[Recorded data]
----------------
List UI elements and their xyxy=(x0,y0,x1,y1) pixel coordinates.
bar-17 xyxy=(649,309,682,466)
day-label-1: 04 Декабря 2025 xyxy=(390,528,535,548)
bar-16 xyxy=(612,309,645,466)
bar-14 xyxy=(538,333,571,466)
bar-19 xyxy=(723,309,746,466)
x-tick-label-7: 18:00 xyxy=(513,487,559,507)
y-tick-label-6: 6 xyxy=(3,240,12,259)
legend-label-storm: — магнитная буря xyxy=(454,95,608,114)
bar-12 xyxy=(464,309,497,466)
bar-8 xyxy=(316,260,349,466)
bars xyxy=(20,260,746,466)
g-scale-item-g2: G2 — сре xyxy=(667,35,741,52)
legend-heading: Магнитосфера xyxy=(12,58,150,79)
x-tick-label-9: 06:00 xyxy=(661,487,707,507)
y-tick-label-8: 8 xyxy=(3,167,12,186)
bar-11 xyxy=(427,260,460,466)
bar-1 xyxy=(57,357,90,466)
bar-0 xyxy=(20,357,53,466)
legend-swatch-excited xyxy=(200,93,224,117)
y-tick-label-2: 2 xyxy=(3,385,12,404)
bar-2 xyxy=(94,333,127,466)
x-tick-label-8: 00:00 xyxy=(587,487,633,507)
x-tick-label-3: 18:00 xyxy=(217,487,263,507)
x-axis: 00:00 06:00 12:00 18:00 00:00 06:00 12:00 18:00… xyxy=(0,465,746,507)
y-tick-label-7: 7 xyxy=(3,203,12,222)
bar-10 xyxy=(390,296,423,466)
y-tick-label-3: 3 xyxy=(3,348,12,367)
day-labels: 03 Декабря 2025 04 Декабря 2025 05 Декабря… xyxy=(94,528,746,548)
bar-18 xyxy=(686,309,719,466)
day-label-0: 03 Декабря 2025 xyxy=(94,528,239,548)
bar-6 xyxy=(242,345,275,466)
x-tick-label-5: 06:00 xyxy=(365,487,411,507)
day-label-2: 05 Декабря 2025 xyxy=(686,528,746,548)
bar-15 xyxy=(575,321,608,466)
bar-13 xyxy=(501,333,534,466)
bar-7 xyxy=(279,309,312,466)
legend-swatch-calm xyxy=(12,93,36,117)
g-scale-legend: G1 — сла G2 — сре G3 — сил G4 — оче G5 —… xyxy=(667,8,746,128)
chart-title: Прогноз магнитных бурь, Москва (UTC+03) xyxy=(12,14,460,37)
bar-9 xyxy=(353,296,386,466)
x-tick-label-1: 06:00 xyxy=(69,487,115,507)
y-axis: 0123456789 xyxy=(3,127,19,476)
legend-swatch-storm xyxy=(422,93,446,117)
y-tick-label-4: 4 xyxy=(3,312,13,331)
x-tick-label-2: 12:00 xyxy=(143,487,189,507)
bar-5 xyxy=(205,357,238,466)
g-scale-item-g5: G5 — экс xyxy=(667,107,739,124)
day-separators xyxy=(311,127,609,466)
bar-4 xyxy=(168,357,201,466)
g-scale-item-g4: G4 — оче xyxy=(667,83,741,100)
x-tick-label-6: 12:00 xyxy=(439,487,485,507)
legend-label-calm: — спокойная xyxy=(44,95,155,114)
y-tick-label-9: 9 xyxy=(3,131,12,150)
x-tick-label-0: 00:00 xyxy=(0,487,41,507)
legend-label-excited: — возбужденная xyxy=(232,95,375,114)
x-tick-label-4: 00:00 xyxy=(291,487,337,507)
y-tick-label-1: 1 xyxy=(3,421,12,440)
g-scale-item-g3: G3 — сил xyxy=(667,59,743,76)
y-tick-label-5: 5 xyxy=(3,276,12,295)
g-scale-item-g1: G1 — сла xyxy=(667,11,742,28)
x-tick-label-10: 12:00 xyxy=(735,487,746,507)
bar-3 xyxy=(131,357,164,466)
----------------
= WHAT TO WORK ON =
Render every line of the items above as a numbered list, omitting any blank lines.

= TASK OUTPUT =
1. List UI elements and their xyxy=(x0,y0,x1,y1) pixel coordinates.
2. bar-17 xyxy=(649,309,682,466)
3. day-label-1: 04 Декабря 2025 xyxy=(390,528,535,548)
4. bar-16 xyxy=(612,309,645,466)
5. bar-14 xyxy=(538,333,571,466)
6. bar-19 xyxy=(723,309,746,466)
7. x-tick-label-7: 18:00 xyxy=(513,487,559,507)
8. y-tick-label-6: 6 xyxy=(3,240,12,259)
9. legend-label-storm: — магнитная буря xyxy=(454,95,608,114)
10. bar-12 xyxy=(464,309,497,466)
11. bar-8 xyxy=(316,260,349,466)
12. bars xyxy=(20,260,746,466)
13. g-scale-item-g2: G2 — сре xyxy=(667,35,741,52)
14. legend-heading: Магнитосфера xyxy=(12,58,150,79)
15. x-tick-label-9: 06:00 xyxy=(661,487,707,507)
16. y-tick-label-8: 8 xyxy=(3,167,12,186)
17. bar-11 xyxy=(427,260,460,466)
18. bar-1 xyxy=(57,357,90,466)
19. bar-0 xyxy=(20,357,53,466)
20. legend-swatch-excited xyxy=(200,93,224,117)
21. y-tick-label-2: 2 xyxy=(3,385,12,404)
22. bar-2 xyxy=(94,333,127,466)
23. x-tick-label-8: 00:00 xyxy=(587,487,633,507)
24. x-tick-label-3: 18:00 xyxy=(217,487,263,507)
25. x-axis: 00:00 06:00 12:00 18:00 00:00 06:00 12:00 18:00… xyxy=(0,465,746,507)
26. y-tick-label-7: 7 xyxy=(3,203,12,222)
27. bar-10 xyxy=(390,296,423,466)
28. y-tick-label-3: 3 xyxy=(3,348,12,367)
29. day-labels: 03 Декабря 2025 04 Декабря 2025 05 Декабря… xyxy=(94,528,746,548)
30. bar-18 xyxy=(686,309,719,466)
31. day-label-0: 03 Декабря 2025 xyxy=(94,528,239,548)
32. bar-6 xyxy=(242,345,275,466)
33. x-tick-label-5: 06:00 xyxy=(365,487,411,507)
34. day-label-2: 05 Декабря 2025 xyxy=(686,528,746,548)
35. bar-15 xyxy=(575,321,608,466)
36. bar-13 xyxy=(501,333,534,466)
37. bar-7 xyxy=(279,309,312,466)
38. legend-swatch-calm xyxy=(12,93,36,117)
39. g-scale-legend: G1 — сла G2 — сре G3 — сил G4 — оче G5 —… xyxy=(667,8,746,128)
40. chart-title: Прогноз магнитных бурь, Москва (UTC+03) xyxy=(12,14,460,37)
41. bar-9 xyxy=(353,296,386,466)
42. x-tick-label-1: 06:00 xyxy=(69,487,115,507)
43. y-axis: 0123456789 xyxy=(3,127,19,476)
44. legend-swatch-storm xyxy=(422,93,446,117)
45. y-tick-label-4: 4 xyxy=(3,312,13,331)
46. x-tick-label-2: 12:00 xyxy=(143,487,189,507)
47. bar-5 xyxy=(205,357,238,466)
48. g-scale-item-g5: G5 — экс xyxy=(667,107,739,124)
49. day-separators xyxy=(311,127,609,466)
50. bar-4 xyxy=(168,357,201,466)
51. g-scale-item-g4: G4 — оче xyxy=(667,83,741,100)
52. x-tick-label-6: 12:00 xyxy=(439,487,485,507)
53. legend-label-calm: — спокойная xyxy=(44,95,155,114)
54. y-tick-label-9: 9 xyxy=(3,131,12,150)
55. x-tick-label-0: 00:00 xyxy=(0,487,41,507)
56. legend-label-excited: — возбужденная xyxy=(232,95,375,114)
57. x-tick-label-4: 00:00 xyxy=(291,487,337,507)
58. y-tick-label-1: 1 xyxy=(3,421,12,440)
59. g-scale-item-g3: G3 — сил xyxy=(667,59,743,76)
60. y-tick-label-5: 5 xyxy=(3,276,12,295)
61. g-scale-item-g1: G1 — сла xyxy=(667,11,742,28)
62. x-tick-label-10: 12:00 xyxy=(735,487,746,507)
63. bar-3 xyxy=(131,357,164,466)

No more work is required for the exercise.